Please rewrite every line of the listing below, substituting "heart-icon" for "like-icon" and changing nothing else. Leave the pictures out of your answer.

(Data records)

################

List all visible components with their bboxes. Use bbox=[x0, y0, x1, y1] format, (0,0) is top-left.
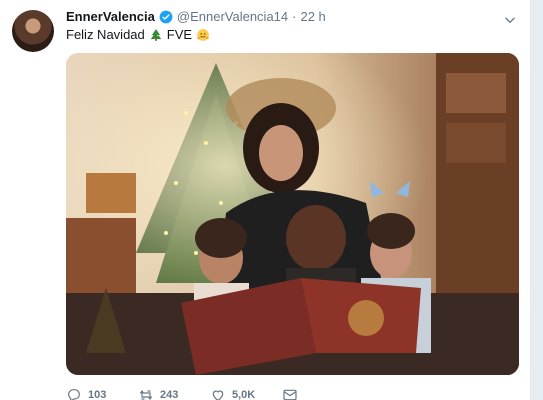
author-name[interactable]: EnnerValencia bbox=[66, 9, 155, 24]
message-icon bbox=[283, 389, 297, 400]
direct-message-button[interactable] bbox=[282, 387, 354, 400]
separator-dot: · bbox=[292, 9, 297, 24]
tweet-header: EnnerValencia @EnnerValencia14 · 22 h bbox=[66, 9, 326, 24]
reply-button[interactable]: 103 bbox=[66, 387, 138, 400]
retweet-count: 243 bbox=[160, 389, 179, 400]
hugging-face-icon bbox=[196, 28, 210, 42]
author-avatar[interactable] bbox=[12, 10, 54, 52]
chevron-down-icon[interactable] bbox=[503, 13, 517, 27]
tweet-tag: FVE bbox=[166, 27, 193, 42]
verified-badge-icon bbox=[159, 10, 173, 24]
tweet-text: Feliz Navidad FVE bbox=[66, 27, 210, 42]
author-handle[interactable]: @EnnerValencia14 bbox=[177, 9, 288, 24]
tweet-photo[interactable] bbox=[66, 53, 519, 375]
tweet-text-body: Feliz Navidad bbox=[66, 27, 145, 42]
reply-icon bbox=[68, 389, 80, 400]
tweet-card: EnnerValencia @EnnerValencia14 · 22 h Fe… bbox=[0, 0, 531, 400]
christmas-tree-icon bbox=[149, 28, 163, 42]
like-count: 5,0K bbox=[232, 389, 256, 400]
like-icon bbox=[212, 390, 224, 400]
tweet-timestamp[interactable]: 22 h bbox=[300, 9, 325, 24]
retweet-icon bbox=[140, 389, 152, 400]
retweet-button[interactable]: 243 bbox=[138, 387, 210, 400]
like-button[interactable]: 5,0K bbox=[210, 387, 282, 400]
reply-count: 103 bbox=[88, 389, 107, 400]
tweet-actions: 103 243 5,0K bbox=[66, 387, 354, 400]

################

### [The response]
List all visible components with their bboxes. Use bbox=[x0, y0, x1, y1] format, (0,0) is top-left.
author-name[interactable]: EnnerValencia bbox=[66, 9, 155, 24]
message-icon bbox=[283, 389, 297, 400]
direct-message-button[interactable] bbox=[282, 387, 354, 400]
separator-dot: · bbox=[292, 9, 297, 24]
tweet-header: EnnerValencia @EnnerValencia14 · 22 h bbox=[66, 9, 326, 24]
reply-button[interactable]: 103 bbox=[66, 387, 138, 400]
retweet-count: 243 bbox=[160, 389, 179, 400]
hugging-face-icon bbox=[196, 28, 210, 42]
author-avatar[interactable] bbox=[12, 10, 54, 52]
chevron-down-icon[interactable] bbox=[503, 13, 517, 27]
tweet-tag: FVE bbox=[166, 27, 193, 42]
verified-badge-icon bbox=[159, 10, 173, 24]
tweet-text: Feliz Navidad FVE bbox=[66, 27, 210, 42]
author-handle[interactable]: @EnnerValencia14 bbox=[177, 9, 288, 24]
tweet-photo[interactable] bbox=[66, 53, 519, 375]
tweet-text-body: Feliz Navidad bbox=[66, 27, 145, 42]
reply-icon bbox=[68, 389, 80, 400]
tweet-card: EnnerValencia @EnnerValencia14 · 22 h Fe… bbox=[0, 0, 531, 400]
christmas-tree-icon bbox=[149, 28, 163, 42]
like-count: 5,0K bbox=[232, 389, 256, 400]
heart-icon bbox=[212, 390, 224, 400]
tweet-timestamp[interactable]: 22 h bbox=[300, 9, 325, 24]
retweet-icon bbox=[140, 389, 152, 400]
retweet-button[interactable]: 243 bbox=[138, 387, 210, 400]
like-button[interactable]: 5,0K bbox=[210, 387, 282, 400]
reply-count: 103 bbox=[88, 389, 107, 400]
tweet-actions: 103 243 5,0K bbox=[66, 387, 354, 400]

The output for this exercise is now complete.